═══ Data supplied ═══

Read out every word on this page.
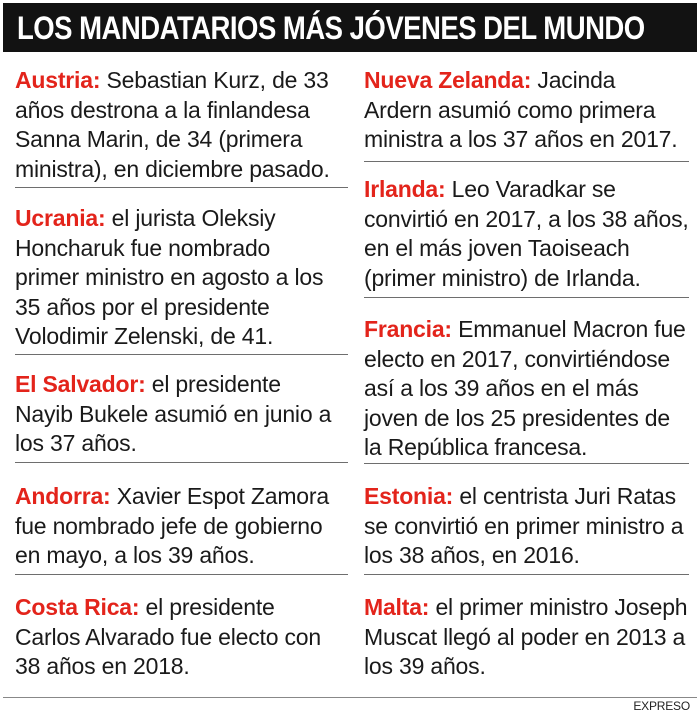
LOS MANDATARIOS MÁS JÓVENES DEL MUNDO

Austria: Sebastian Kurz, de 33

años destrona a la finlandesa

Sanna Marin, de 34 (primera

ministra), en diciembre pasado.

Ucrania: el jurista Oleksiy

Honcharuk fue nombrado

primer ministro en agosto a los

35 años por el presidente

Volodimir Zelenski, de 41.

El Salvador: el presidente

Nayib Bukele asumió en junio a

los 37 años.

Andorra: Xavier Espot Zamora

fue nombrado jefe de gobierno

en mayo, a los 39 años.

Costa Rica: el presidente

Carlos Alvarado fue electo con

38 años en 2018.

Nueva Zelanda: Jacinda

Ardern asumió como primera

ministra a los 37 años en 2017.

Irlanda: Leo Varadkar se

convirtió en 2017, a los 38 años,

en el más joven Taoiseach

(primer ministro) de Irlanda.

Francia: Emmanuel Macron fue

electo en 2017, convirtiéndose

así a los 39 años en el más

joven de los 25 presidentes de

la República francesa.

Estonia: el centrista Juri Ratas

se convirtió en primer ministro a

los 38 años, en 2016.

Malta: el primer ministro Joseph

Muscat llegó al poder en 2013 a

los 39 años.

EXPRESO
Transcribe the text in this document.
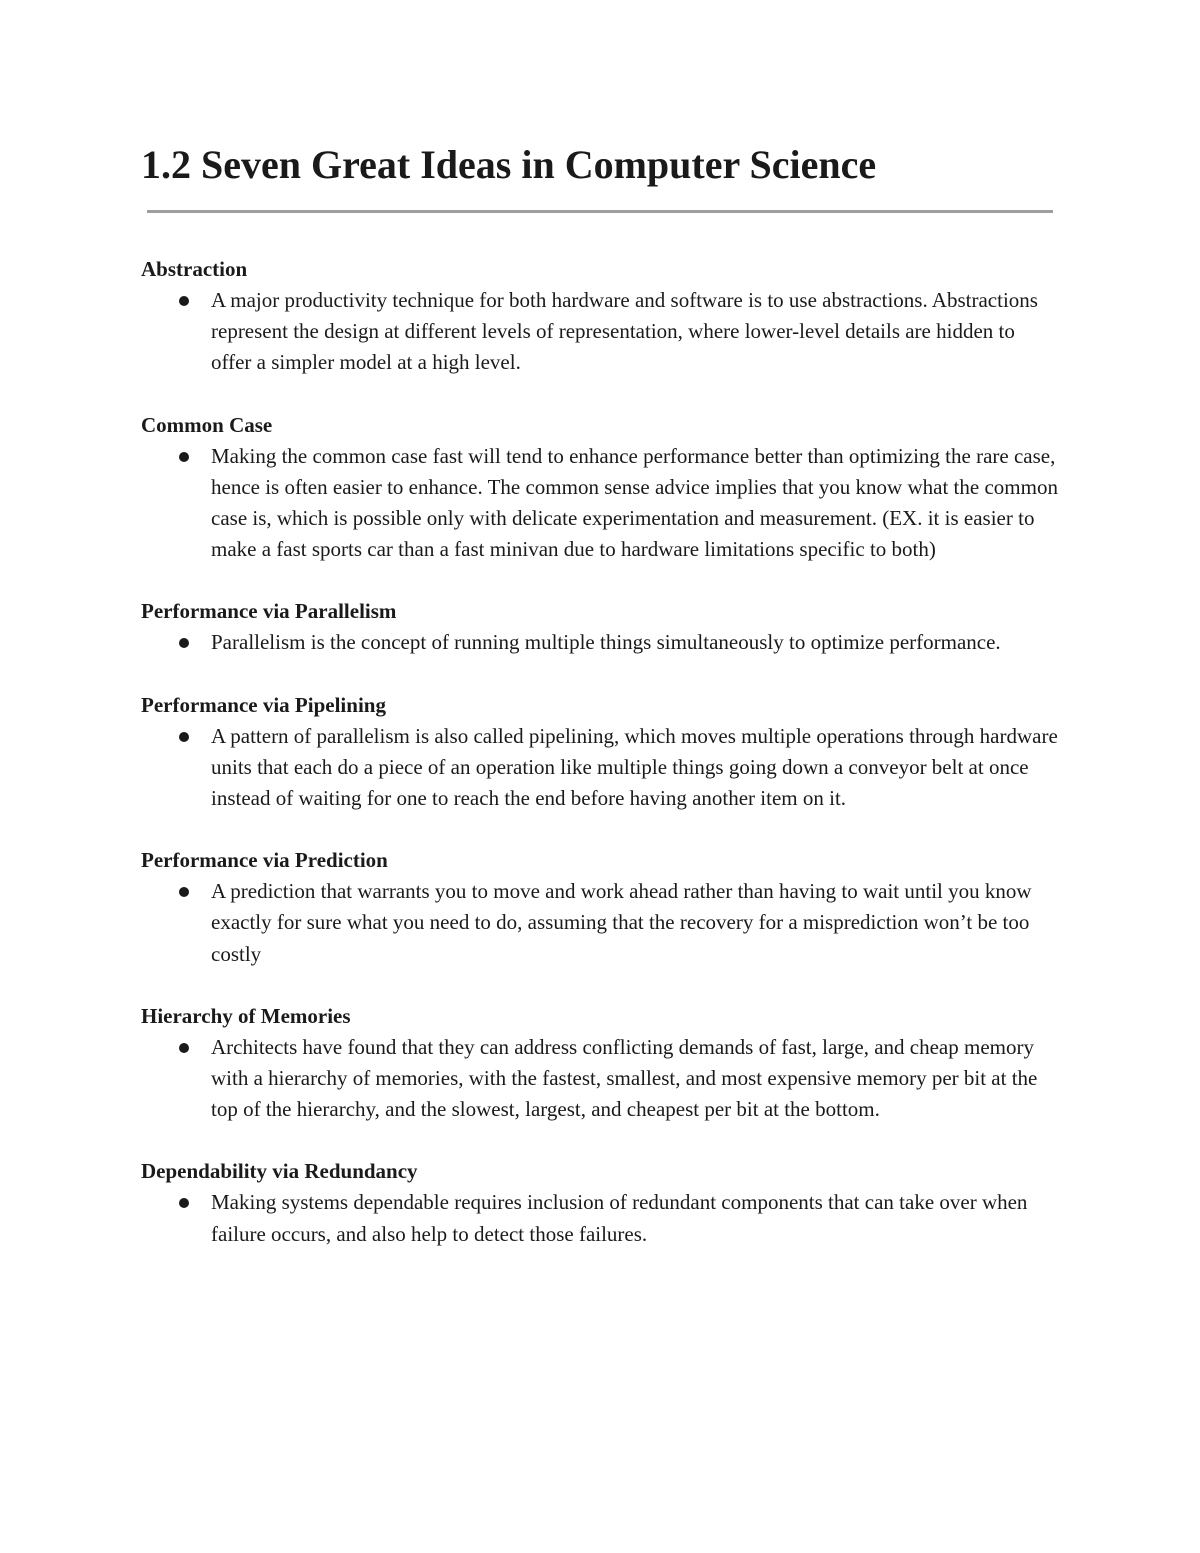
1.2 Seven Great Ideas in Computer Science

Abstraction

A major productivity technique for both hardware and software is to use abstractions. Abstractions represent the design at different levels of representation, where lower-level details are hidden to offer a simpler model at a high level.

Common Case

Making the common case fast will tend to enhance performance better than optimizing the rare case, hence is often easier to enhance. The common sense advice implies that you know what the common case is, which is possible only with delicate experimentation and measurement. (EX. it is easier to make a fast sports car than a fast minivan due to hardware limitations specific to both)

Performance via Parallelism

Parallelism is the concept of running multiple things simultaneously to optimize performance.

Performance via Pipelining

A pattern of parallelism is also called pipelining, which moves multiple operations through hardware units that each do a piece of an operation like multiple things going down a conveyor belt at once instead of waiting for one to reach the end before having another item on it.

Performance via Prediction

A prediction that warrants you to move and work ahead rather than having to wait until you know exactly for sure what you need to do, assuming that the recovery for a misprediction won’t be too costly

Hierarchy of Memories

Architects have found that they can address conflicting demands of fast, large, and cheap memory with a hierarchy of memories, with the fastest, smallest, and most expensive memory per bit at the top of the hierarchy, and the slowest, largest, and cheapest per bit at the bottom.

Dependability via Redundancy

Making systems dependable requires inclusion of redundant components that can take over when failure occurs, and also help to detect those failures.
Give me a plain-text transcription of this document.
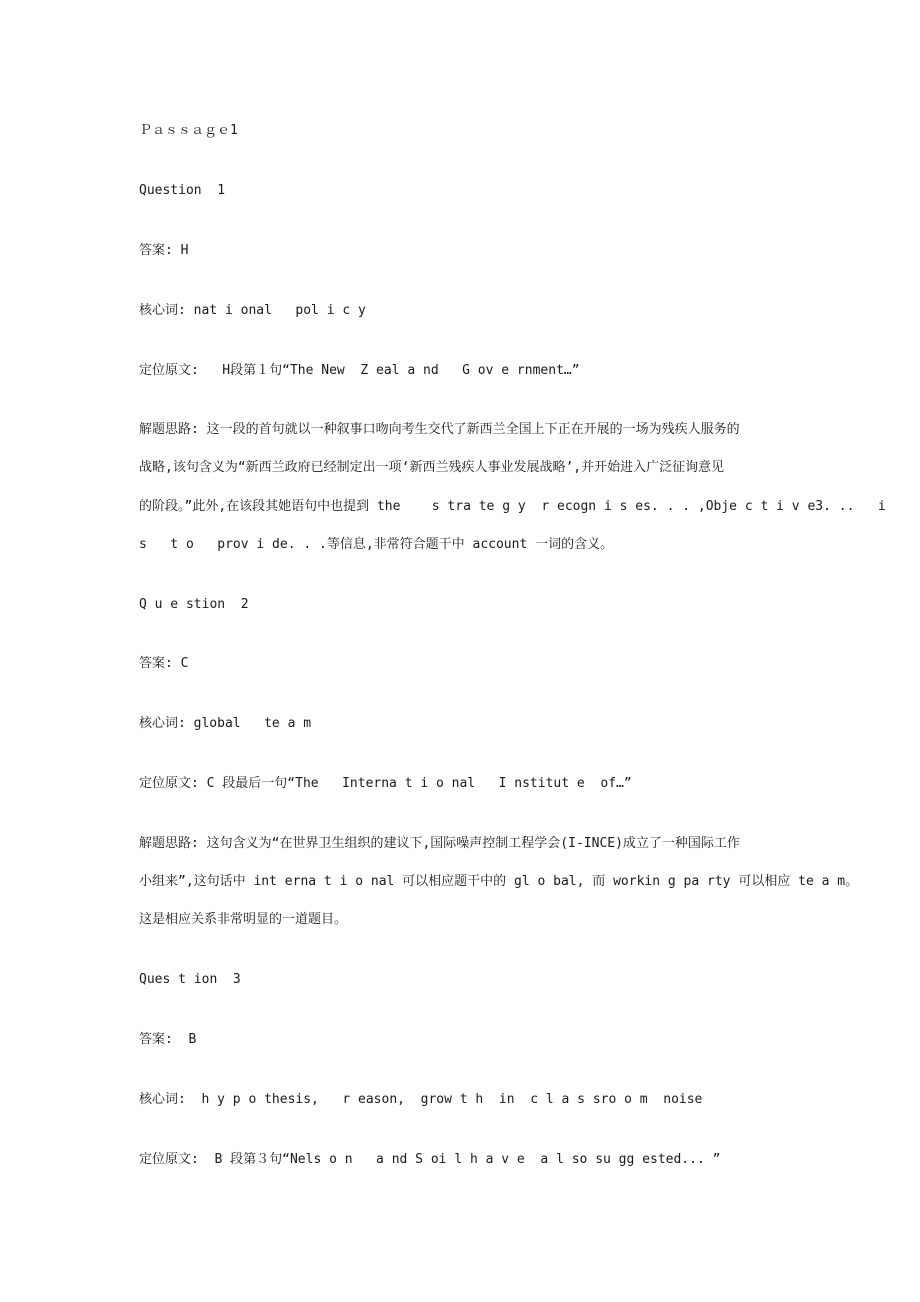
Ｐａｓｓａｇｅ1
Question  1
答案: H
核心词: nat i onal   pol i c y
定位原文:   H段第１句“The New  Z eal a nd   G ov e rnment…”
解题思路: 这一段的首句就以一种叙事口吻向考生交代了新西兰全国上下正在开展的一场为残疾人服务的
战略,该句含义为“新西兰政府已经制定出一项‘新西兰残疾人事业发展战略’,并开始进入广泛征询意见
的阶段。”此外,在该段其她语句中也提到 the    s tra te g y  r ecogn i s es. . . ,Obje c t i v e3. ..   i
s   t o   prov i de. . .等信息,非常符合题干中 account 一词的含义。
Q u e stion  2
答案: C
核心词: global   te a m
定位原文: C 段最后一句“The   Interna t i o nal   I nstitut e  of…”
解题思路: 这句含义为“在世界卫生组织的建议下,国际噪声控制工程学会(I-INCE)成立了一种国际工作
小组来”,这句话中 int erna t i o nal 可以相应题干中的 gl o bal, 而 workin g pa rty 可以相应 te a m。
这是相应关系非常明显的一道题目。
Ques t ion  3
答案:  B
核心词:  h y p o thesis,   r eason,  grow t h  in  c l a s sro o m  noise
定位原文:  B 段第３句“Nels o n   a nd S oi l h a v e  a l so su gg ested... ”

═══

The request: Your answer should be a single number: the count of lines that contain "convirtió".

Worked answer: 2